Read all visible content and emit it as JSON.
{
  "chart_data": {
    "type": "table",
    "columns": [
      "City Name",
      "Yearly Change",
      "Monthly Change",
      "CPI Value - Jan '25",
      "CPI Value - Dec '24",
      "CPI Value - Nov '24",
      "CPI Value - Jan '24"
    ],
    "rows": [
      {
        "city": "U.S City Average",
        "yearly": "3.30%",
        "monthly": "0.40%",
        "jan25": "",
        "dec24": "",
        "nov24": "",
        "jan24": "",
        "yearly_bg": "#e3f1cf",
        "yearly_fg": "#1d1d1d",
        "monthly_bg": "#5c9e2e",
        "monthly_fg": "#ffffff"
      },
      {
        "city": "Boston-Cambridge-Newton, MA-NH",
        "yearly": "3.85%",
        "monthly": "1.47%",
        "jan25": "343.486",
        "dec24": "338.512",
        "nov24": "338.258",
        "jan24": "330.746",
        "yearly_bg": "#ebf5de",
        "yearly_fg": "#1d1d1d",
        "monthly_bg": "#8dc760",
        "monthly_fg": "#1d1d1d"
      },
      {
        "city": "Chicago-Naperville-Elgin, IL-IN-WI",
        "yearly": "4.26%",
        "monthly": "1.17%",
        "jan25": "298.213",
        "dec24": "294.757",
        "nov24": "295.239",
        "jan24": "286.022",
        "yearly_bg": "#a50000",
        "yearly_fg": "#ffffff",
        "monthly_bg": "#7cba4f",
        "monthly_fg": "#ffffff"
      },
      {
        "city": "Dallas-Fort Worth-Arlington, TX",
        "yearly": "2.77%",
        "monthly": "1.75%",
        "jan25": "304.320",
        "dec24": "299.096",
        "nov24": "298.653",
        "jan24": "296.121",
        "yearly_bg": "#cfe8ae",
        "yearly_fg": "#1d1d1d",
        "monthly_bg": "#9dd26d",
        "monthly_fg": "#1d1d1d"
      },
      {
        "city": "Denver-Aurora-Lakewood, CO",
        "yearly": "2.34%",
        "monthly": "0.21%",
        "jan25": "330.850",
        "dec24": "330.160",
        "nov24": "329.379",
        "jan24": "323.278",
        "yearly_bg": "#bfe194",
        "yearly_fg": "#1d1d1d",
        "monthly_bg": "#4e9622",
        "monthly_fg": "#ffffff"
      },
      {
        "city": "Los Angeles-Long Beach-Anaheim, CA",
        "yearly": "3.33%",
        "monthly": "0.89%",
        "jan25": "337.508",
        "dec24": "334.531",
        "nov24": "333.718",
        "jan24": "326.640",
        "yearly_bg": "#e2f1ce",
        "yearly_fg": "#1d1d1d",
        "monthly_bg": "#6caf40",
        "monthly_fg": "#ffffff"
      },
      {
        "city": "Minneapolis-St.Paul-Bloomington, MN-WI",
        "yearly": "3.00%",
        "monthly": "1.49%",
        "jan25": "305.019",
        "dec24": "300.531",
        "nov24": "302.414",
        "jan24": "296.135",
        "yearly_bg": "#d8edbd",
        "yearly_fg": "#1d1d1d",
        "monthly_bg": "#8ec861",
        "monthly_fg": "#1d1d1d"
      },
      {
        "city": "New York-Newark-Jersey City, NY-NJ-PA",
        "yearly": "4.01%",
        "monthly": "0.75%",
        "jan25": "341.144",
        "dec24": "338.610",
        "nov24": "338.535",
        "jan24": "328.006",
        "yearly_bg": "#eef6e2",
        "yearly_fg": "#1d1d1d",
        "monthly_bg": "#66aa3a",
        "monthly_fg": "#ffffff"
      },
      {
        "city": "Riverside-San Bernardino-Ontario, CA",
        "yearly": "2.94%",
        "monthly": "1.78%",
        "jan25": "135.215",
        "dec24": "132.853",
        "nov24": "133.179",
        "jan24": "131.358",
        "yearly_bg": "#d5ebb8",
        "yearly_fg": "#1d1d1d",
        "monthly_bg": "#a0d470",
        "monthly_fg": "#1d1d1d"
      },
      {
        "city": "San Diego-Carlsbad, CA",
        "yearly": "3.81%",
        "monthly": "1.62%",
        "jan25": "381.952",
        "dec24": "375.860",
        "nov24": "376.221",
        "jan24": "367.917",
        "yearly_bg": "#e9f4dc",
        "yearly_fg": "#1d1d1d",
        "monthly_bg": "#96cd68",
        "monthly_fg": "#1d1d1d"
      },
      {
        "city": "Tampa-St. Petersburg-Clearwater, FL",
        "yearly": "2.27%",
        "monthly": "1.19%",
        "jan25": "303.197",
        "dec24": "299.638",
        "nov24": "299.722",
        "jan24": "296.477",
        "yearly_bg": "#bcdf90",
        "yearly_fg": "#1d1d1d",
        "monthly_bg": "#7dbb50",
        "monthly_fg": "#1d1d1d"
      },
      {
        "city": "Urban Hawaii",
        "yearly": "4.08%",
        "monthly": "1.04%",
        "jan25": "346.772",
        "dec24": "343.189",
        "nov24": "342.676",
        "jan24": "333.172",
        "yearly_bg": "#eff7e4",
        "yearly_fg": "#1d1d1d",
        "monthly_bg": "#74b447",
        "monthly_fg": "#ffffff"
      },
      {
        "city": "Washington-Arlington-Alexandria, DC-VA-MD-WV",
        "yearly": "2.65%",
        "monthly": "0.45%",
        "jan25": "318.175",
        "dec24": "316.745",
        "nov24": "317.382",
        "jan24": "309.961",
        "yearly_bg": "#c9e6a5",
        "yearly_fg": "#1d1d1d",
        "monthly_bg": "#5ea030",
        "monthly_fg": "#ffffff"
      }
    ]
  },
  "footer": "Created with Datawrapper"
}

++++

▶ [Problem description]: Print all of the data exactly as it was given.

▶ [Response to the task]:
Read all visible content and emit it as JSON.
{
  "chart_data": {
    "type": "table",
    "columns": [
      "City Name",
      "Yearly Change",
      "Monthly Change",
      "CPI Value - Jan '25",
      "CPI Value - Dec '24",
      "CPI Value - Nov '24",
      "CPI Value - Jan '24"
    ],
    "rows": [
      {
        "city": "U.S City Average",
        "yearly": "3.30%",
        "monthly": "0.40%",
        "jan25": "",
        "dec24": "",
        "nov24": "",
        "jan24": "",
        "yearly_bg": "#e3f1cf",
        "yearly_fg": "#1d1d1d",
        "monthly_bg": "#5c9e2e",
        "monthly_fg": "#ffffff"
      },
      {
        "city": "Boston-Cambridge-Newton, MA-NH",
        "yearly": "3.85%",
        "monthly": "1.47%",
        "jan25": "343.486",
        "dec24": "338.512",
        "nov24": "338.258",
        "jan24": "330.746",
        "yearly_bg": "#ebf5de",
        "yearly_fg": "#1d1d1d",
        "monthly_bg": "#8dc760",
        "monthly_fg": "#1d1d1d"
      },
      {
        "city": "Chicago-Naperville-Elgin, IL-IN-WI",
        "yearly": "4.26%",
        "monthly": "1.17%",
        "jan25": "298.213",
        "dec24": "294.757",
        "nov24": "295.239",
        "jan24": "286.022",
        "yearly_bg": "#a50000",
        "yearly_fg": "#ffffff",
        "monthly_bg": "#7cba4f",
        "monthly_fg": "#ffffff"
      },
      {
        "city": "Dallas-Fort Worth-Arlington, TX",
        "yearly": "2.77%",
        "monthly": "1.75%",
        "jan25": "304.320",
        "dec24": "299.096",
        "nov24": "298.653",
        "jan24": "296.121",
        "yearly_bg": "#cfe8ae",
        "yearly_fg": "#1d1d1d",
        "monthly_bg": "#9dd26d",
        "monthly_fg": "#1d1d1d"
      },
      {
        "city": "Denver-Aurora-Lakewood, CO",
        "yearly": "2.34%",
        "monthly": "0.21%",
        "jan25": "330.850",
        "dec24": "330.160",
        "nov24": "329.379",
        "jan24": "323.278",
        "yearly_bg": "#bfe194",
        "yearly_fg": "#1d1d1d",
        "monthly_bg": "#4e9622",
        "monthly_fg": "#ffffff"
      },
      {
        "city": "Los Angeles-Long Beach-Anaheim, CA",
        "yearly": "3.33%",
        "monthly": "0.89%",
        "jan25": "337.508",
        "dec24": "334.531",
        "nov24": "333.718",
        "jan24": "326.640",
        "yearly_bg": "#e2f1ce",
        "yearly_fg": "#1d1d1d",
        "monthly_bg": "#6caf40",
        "monthly_fg": "#ffffff"
      },
      {
        "city": "Minneapolis-St.Paul-Bloomington, MN-WI",
        "yearly": "3.00%",
        "monthly": "1.49%",
        "jan25": "305.019",
        "dec24": "300.531",
        "nov24": "302.414",
        "jan24": "296.135",
        "yearly_bg": "#d8edbd",
        "yearly_fg": "#1d1d1d",
        "monthly_bg": "#8ec861",
        "monthly_fg": "#1d1d1d"
      },
      {
        "city": "New York-Newark-Jersey City, NY-NJ-PA",
        "yearly": "4.01%",
        "monthly": "0.75%",
        "jan25": "341.144",
        "dec24": "338.610",
        "nov24": "338.535",
        "jan24": "328.006",
        "yearly_bg": "#eef6e2",
        "yearly_fg": "#1d1d1d",
        "monthly_bg": "#66aa3a",
        "monthly_fg": "#ffffff"
      },
      {
        "city": "Riverside-San Bernardino-Ontario, CA",
        "yearly": "2.94%",
        "monthly": "1.78%",
        "jan25": "135.215",
        "dec24": "132.853",
        "nov24": "133.179",
        "jan24": "131.358",
        "yearly_bg": "#d5ebb8",
        "yearly_fg": "#1d1d1d",
        "monthly_bg": "#a0d470",
        "monthly_fg": "#1d1d1d"
      },
      {
        "city": "San Diego-Carlsbad, CA",
        "yearly": "3.81%",
        "monthly": "1.62%",
        "jan25": "381.952",
        "dec24": "375.860",
        "nov24": "376.221",
        "jan24": "367.917",
        "yearly_bg": "#e9f4dc",
        "yearly_fg": "#1d1d1d",
        "monthly_bg": "#96cd68",
        "monthly_fg": "#1d1d1d"
      },
      {
        "city": "Tampa-St. Petersburg-Clearwater, FL",
        "yearly": "2.27%",
        "monthly": "1.19%",
        "jan25": "303.197",
        "dec24": "299.638",
        "nov24": "299.722",
        "jan24": "296.477",
        "yearly_bg": "#bcdf90",
        "yearly_fg": "#1d1d1d",
        "monthly_bg": "#7dbb50",
        "monthly_fg": "#1d1d1d"
      },
      {
        "city": "Urban Hawaii",
        "yearly": "4.08%",
        "monthly": "1.04%",
        "jan25": "346.772",
        "dec24": "343.189",
        "nov24": "342.676",
        "jan24": "333.172",
        "yearly_bg": "#eff7e4",
        "yearly_fg": "#1d1d1d",
        "monthly_bg": "#74b447",
        "monthly_fg": "#ffffff"
      },
      {
        "city": "Washington-Arlington-Alexandria, DC-VA-MD-WV",
        "yearly": "2.65%",
        "monthly": "0.45%",
        "jan25": "318.175",
        "dec24": "316.745",
        "nov24": "317.382",
        "jan24": "309.961",
        "yearly_bg": "#c9e6a5",
        "yearly_fg": "#1d1d1d",
        "monthly_bg": "#5ea030",
        "monthly_fg": "#ffffff"
      }
    ]
  },
  "footer": "Created with Datawrapper"
}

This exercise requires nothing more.